TRECHO DO DOCUMENTO -
Como escolher um curso
Como saber se um curso de oratória é realmente bom? Taí uma pergunta difícil, principalmente em se tratando de uma área que não conta com uma formação específica. ''Tem muita gente que leu um livro e já se acha apto a ensinar'', alerta a professora Marina Machado.
O caminho mais seguro para escolher é buscar referências com algum conhecido. Mas há outros aspectos que devem ser levados em conta, como o currículo do professor e seu reconhecimento no mercado.
A carga horária deve ter, no mínimo, 12 horas. Parte desse tempo deve ser destinado a atividades práticas, como apresentações individuais dos alunos para toda a turma. Apostilas sempre são bem-vindas. E cuidado com cursos muito baratos.
Já a utilização de técnicas de Programação Neurolinguistica (PNL), baseadas no autoconhecimento, divide opiniões. Flávio Pereira, especialista em Psicoterapia Cognitiva, é totalmente a favor. ''É importante que o aluno tenha autoconfiança, auto-estima. E diga para si mesmo: 'Eu posso!'''.

ATIVIDADES PROPOSTAS -
(1) Responda, com base no texto sobre a escolha de um curso de oratória:
(a) Qual deve ser a carga horária mínima de um curso?
(b) Qual é apontado como o caminho mais seguro para escolher um curso?
(c) Em que área Flávio Pereira é especialista?
(2) Reproduza fielmente o trecho do texto sobre a escolha de um curso de oratória que começa em "A carga horária" e termina em "mesmo: 'Eu posso!'''.".
(3) Redija a continuação do texto sobre a escolha de um curso de oratória a partir do ponto em que ele se encerra.

DADOS -
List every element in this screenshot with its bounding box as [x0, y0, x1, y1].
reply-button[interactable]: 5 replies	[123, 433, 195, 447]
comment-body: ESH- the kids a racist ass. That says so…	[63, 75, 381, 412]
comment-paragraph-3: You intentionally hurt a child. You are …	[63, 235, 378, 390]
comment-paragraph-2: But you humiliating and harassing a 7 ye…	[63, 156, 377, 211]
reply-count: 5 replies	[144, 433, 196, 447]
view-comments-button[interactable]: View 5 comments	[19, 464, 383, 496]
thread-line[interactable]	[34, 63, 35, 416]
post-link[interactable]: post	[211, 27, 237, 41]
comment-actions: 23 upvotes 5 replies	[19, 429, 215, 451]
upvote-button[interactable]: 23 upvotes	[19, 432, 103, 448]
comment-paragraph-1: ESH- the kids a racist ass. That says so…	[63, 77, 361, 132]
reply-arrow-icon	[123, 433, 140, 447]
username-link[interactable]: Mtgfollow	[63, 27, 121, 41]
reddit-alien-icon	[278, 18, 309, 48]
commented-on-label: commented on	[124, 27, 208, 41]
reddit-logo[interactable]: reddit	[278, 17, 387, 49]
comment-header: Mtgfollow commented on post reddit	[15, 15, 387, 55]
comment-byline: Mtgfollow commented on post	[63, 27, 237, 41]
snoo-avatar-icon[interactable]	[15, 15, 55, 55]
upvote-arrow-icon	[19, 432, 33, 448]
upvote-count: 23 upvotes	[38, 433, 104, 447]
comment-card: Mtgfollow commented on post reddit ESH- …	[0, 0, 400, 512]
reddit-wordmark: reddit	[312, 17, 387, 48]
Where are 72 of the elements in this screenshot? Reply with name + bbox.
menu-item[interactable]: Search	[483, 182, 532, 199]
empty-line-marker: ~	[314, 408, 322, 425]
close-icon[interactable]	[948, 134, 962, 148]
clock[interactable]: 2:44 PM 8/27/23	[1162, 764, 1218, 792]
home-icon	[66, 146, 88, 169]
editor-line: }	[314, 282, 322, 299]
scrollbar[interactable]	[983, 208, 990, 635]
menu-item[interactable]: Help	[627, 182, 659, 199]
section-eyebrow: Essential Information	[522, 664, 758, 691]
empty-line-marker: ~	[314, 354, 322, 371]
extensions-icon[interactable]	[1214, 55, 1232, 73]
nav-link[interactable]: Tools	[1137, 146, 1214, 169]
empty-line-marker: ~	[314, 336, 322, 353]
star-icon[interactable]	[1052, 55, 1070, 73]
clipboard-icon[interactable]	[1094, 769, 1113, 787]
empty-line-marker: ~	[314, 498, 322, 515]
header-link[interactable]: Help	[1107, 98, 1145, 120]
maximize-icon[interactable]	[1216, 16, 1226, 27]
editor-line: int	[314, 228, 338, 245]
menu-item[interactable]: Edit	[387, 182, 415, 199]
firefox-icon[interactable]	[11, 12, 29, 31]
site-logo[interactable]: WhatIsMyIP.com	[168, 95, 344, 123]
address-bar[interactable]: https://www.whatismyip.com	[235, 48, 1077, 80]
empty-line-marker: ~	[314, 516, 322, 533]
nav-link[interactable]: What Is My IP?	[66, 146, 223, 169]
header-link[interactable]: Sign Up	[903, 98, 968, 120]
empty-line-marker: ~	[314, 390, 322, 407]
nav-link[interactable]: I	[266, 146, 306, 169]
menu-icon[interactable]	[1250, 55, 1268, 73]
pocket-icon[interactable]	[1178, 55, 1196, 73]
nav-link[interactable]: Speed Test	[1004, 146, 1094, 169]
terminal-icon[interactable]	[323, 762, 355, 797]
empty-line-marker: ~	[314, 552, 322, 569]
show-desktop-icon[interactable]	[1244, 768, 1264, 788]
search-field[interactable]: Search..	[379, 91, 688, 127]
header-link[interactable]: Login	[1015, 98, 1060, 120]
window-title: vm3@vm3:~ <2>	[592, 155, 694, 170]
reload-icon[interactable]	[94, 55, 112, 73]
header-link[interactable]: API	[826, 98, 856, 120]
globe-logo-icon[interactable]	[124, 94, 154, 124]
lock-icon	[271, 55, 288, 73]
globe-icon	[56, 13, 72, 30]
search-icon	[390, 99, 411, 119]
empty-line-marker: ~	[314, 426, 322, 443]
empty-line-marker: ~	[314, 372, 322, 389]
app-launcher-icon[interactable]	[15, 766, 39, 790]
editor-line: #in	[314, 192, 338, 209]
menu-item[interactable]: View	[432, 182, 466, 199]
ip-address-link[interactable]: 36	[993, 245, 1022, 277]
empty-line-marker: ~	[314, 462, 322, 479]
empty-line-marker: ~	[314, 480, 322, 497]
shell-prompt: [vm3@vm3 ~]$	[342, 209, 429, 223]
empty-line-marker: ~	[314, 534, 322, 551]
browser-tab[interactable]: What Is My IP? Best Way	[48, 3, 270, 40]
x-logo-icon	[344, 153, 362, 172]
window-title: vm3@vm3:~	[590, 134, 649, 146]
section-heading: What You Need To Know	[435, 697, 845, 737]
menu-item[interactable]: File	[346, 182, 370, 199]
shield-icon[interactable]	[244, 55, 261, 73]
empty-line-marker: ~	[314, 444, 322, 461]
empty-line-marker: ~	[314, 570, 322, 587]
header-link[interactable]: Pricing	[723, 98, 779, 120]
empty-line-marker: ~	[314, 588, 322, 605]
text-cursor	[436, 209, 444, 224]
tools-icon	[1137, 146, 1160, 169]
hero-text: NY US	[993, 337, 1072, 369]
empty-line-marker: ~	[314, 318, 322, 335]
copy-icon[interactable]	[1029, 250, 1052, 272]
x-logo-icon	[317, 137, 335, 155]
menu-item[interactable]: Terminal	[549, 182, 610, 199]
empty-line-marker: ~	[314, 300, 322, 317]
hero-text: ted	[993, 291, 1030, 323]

RESPOSTAS DO EXERCÍCIO -
(1)
(a) No mínimo, 12 horas.
(b) Buscar referências com algum conhecido.
(c) Psicoterapia Cognitiva.

(2)
A carga horária deve ter, no mínimo, 12 horas. Parte desse tempo deve ser destinado a atividades práticas, como apresentações individuais dos alunos para toda a turma. Apostilas sempre são bem-vindas. E cuidado com cursos muito baratos.
Já a utilização de técnicas de Programação Neurolinguistica (PNL), baseadas no autoconhecimento, divide opiniões. Flávio Pereira, especialista em Psicoterapia Cognitiva, é totalmente a favor. ''É importante que o aluno tenha autoconfiança, auto-estima. E diga para si mesmo: 'Eu posso!'''.

(3)
Marina, formada no meio teatral, também aprova a PNL. ''Você é aquilo que pensa e faz, não pode ser seu próprio inimigo''.
Sirley Maciel é mais cautelosa. ''Pode até ser positivo. Só tenho medo de quem usa essas técnicas de maneira deturpada, pois vira lavagem cerebral'', diz a professora, formada em Artes Cênicas, com especialização em Psicodrama. ''Como meus conhecimentos sobre o tema não são suficientes, não me sinto respaldada para usá-los nas aulas'', completa. (O.G.)